The problem: Check each line of the material below for "List", then copy the ones that contain it.

Collection entries
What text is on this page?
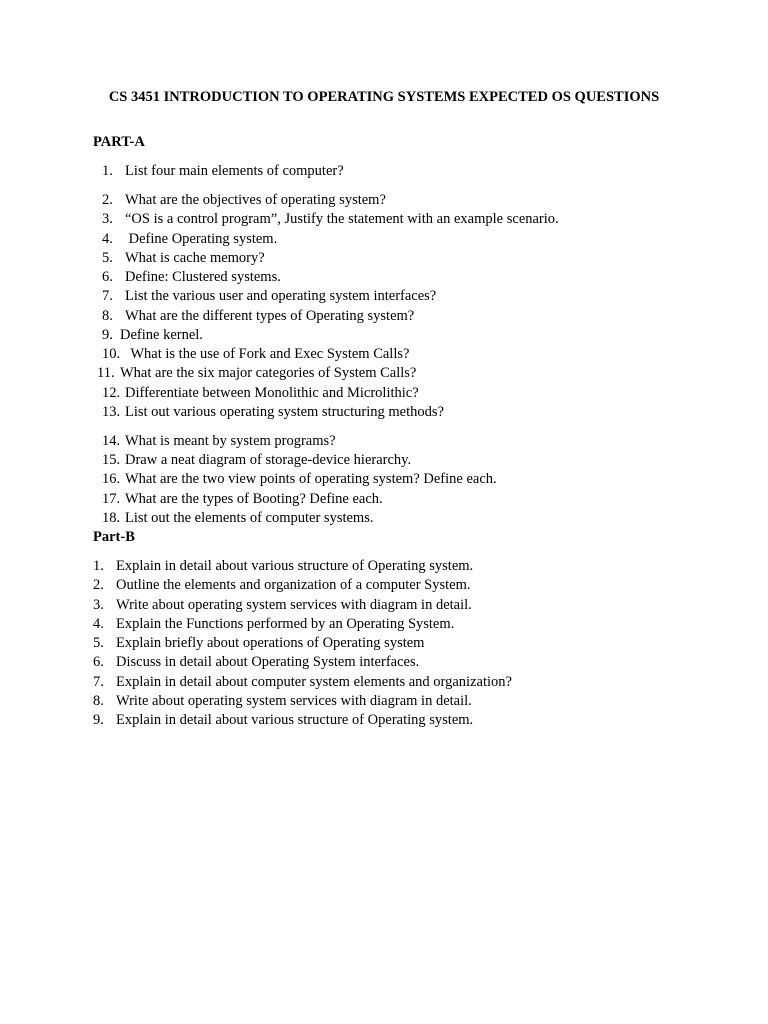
CS 3451 INTRODUCTION TO OPERATING SYSTEMS EXPECTED OS QUESTIONS
PART-A
1. List four main elements of computer?
2. What are the objectives of operating system?
3. “OS is a control program”, Justify the statement with an example scenario.
4. Define Operating system.
5. What is cache memory?
6. Define: Clustered systems.
7. List the various user and operating system interfaces?
8. What are the different types of Operating system?
9. Define kernel.
10. What is the use of Fork and Exec System Calls?
11. What are the six major categories of System Calls?
12. Differentiate between Monolithic and Microlithic?
13. List out various operating system structuring methods?
14. What is meant by system programs?
15. Draw a neat diagram of storage-device hierarchy.
16. What are the two view points of operating system? Define each.
17. What are the types of Booting? Define each.
18. List out the elements of computer systems.
Part-B
1. Explain in detail about various structure of Operating system.
2. Outline the elements and organization of a computer System.
3. Write about operating system services with diagram in detail.
4. Explain the Functions performed by an Operating System.
5. Explain briefly about operations of Operating system
6. Discuss in detail about Operating System interfaces.
7. Explain in detail about computer system elements and organization?
8. Write about operating system services with diagram in detail.
9. Explain in detail about various structure of Operating system.
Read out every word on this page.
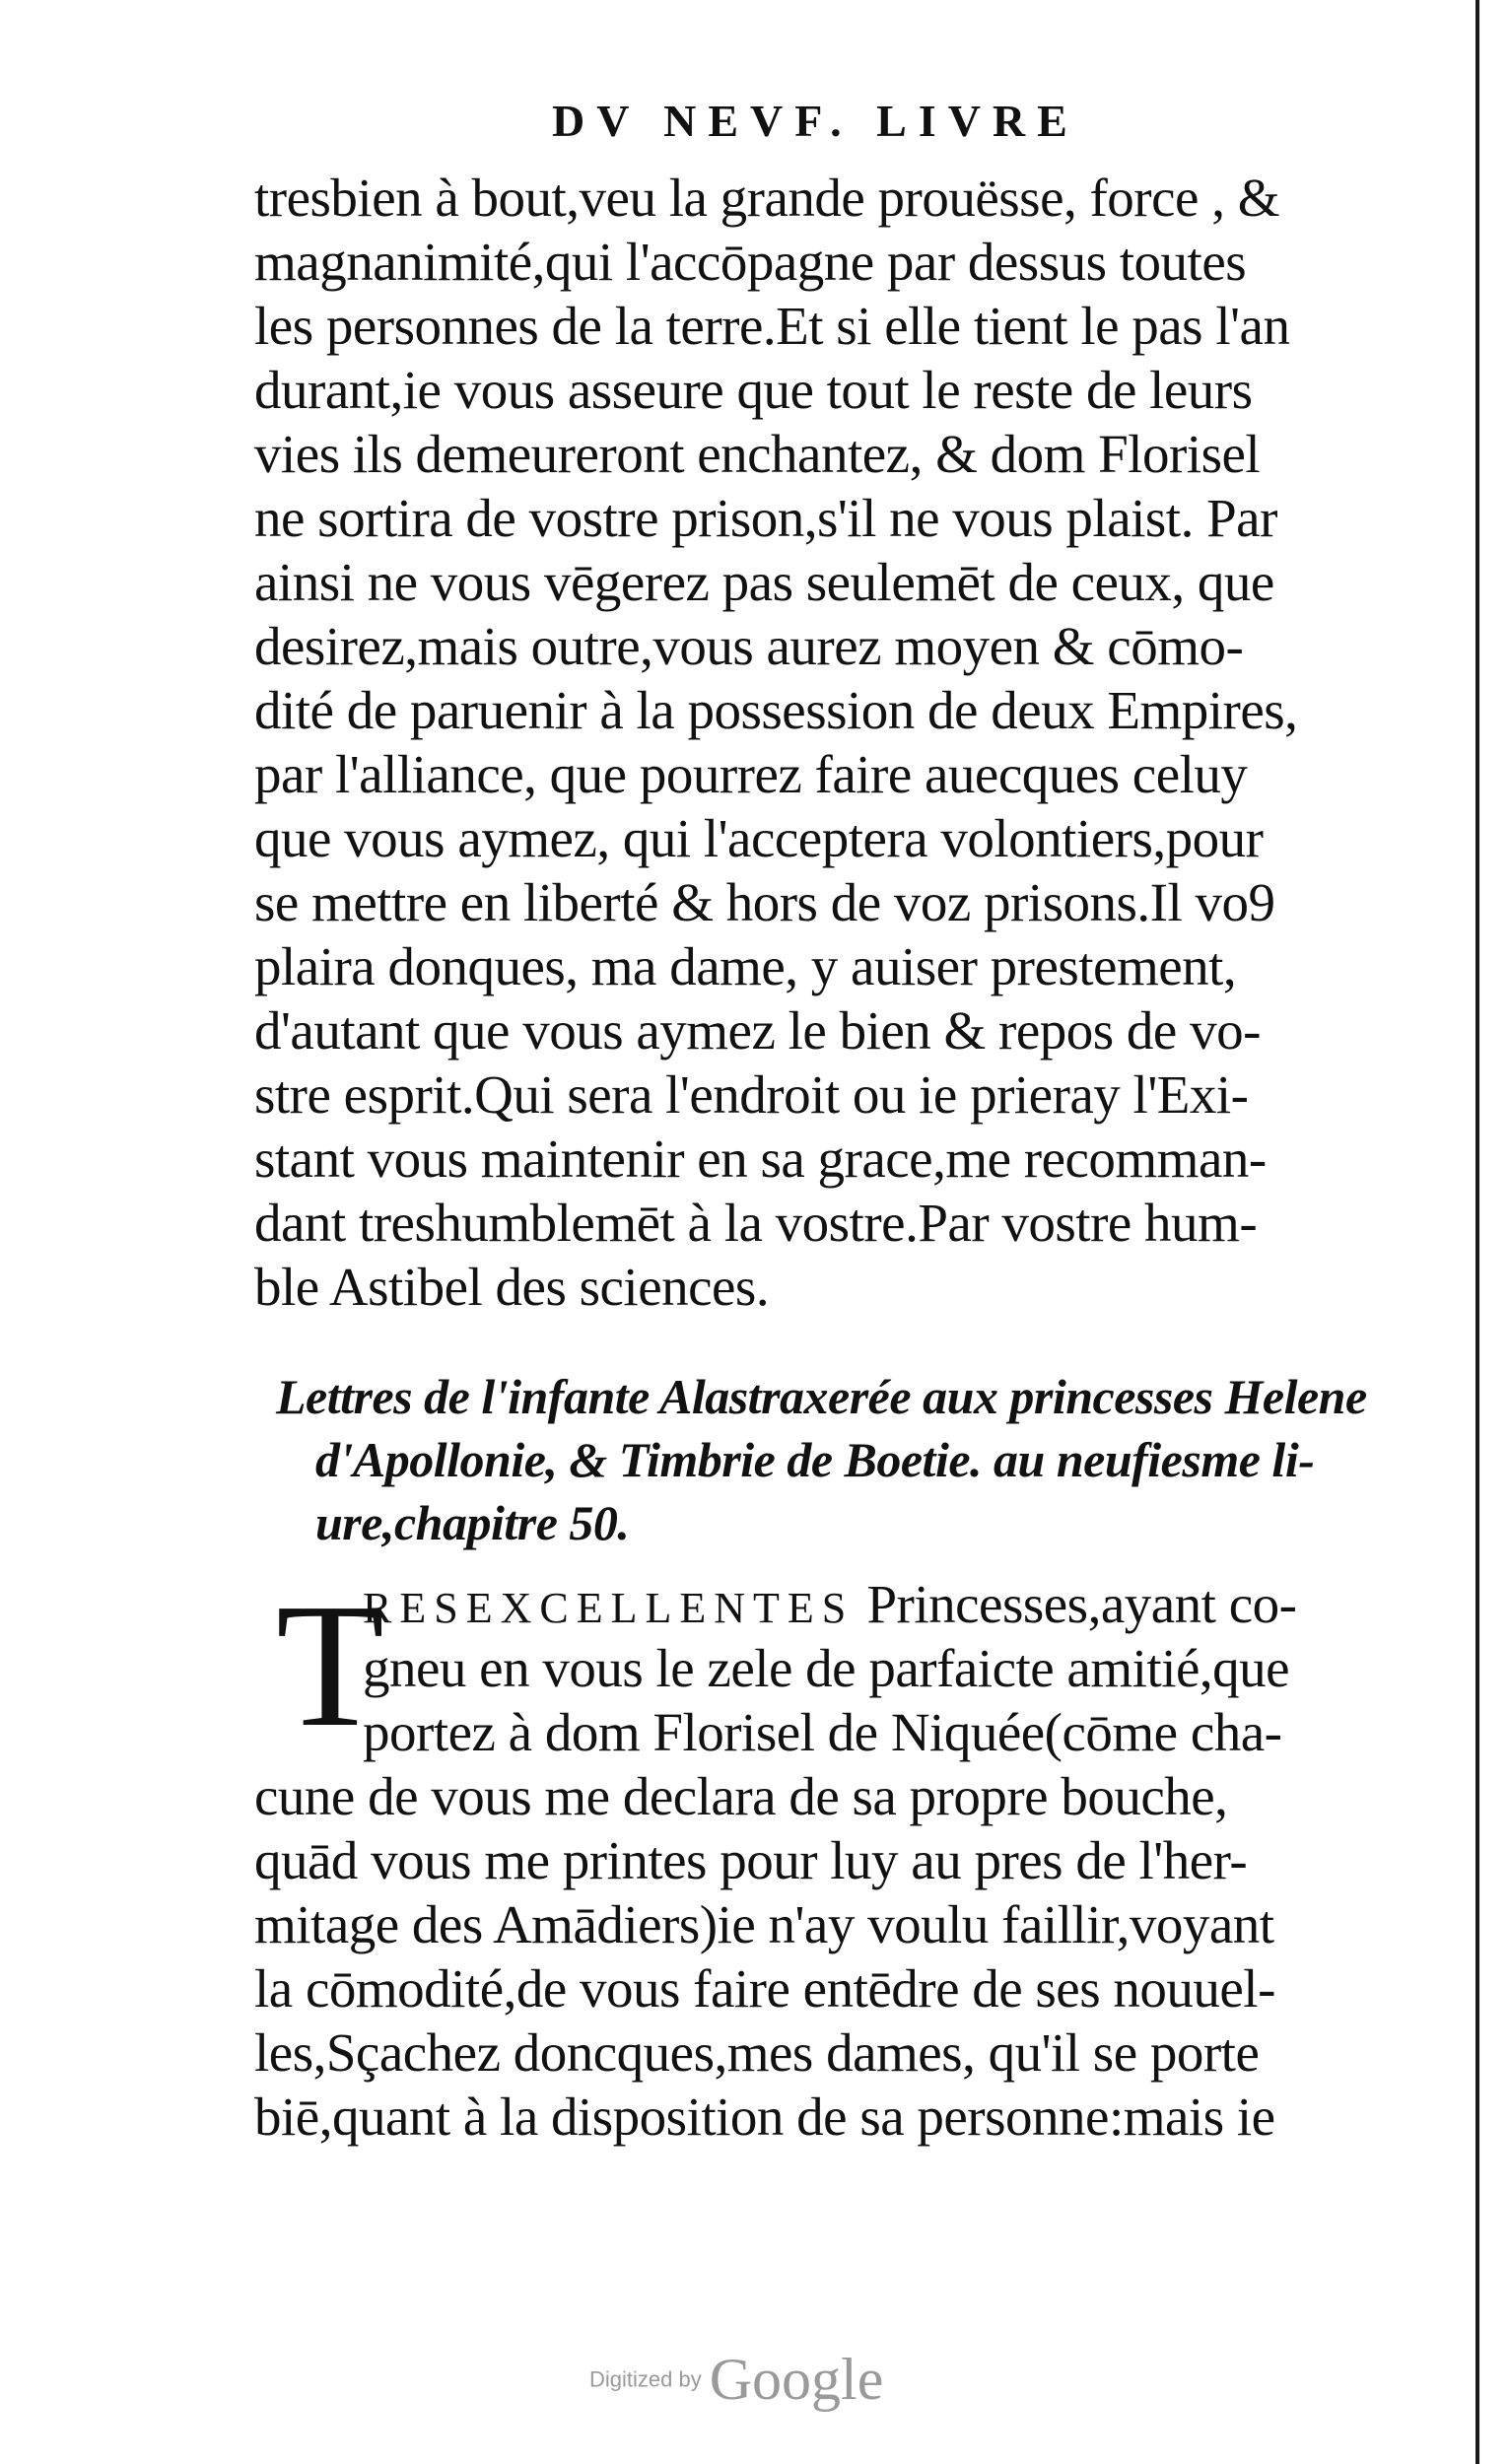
DV NEVF. LIVRE
tresbien à bout,veu la grande prouësse, force , &
magnanimité,qui l'accōpagne par dessus toutes
les personnes de la terre.Et si elle tient le pas l'an
durant,ie vous asseure que tout le reste de leurs
vies ils demeureront enchantez, & dom Florisel
ne sortira de vostre prison,s'il ne vous plaist. Par
ainsi ne vous vēgerez pas seulemēt de ceux, que
desirez,mais outre,vous aurez moyen & cōmo-
dité de paruenir à la possession de deux Empires,
par l'alliance, que pourrez faire auecques celuy
que vous aymez, qui l'acceptera volontiers,pour
se mettre en liberté & hors de voz prisons.Il vo9
plaira donques, ma dame, y auiser prestement,
d'autant que vous aymez le bien & repos de vo-
stre esprit.Qui sera l'endroit ou ie prieray l'Exi-
stant vous maintenir en sa grace,me recomman-
dant treshumblemēt à la vostre.Par vostre hum-
ble Astibel des sciences.
Lettres de l'infante Alastraxerée aux princesses Helene
d'Apollonie, & Timbrie de Boetie. au neufiesme li-
ure,chapitre 50.
T
RESEXCELLENTES Princesses,ayant co-
gneu en vous le zele de parfaicte amitié,que
portez à dom Florisel de Niquée(cōme cha-
cune de vous me declara de sa propre bouche,
quād vous me printes pour luy au pres de l'her-
mitage des Amādiers)ie n'ay voulu faillir,voyant
la cōmodité,de vous faire entēdre de ses nouuel-
les,Sçachez doncques,mes dames, qu'il se porte
biē,quant à la disposition de sa personne:mais ie
Digitized by Google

Correct output:
1. List four main elements of computer?
7. List the various user and operating system interfaces?
13. List out various operating system structuring methods?
18. List out the elements of computer systems.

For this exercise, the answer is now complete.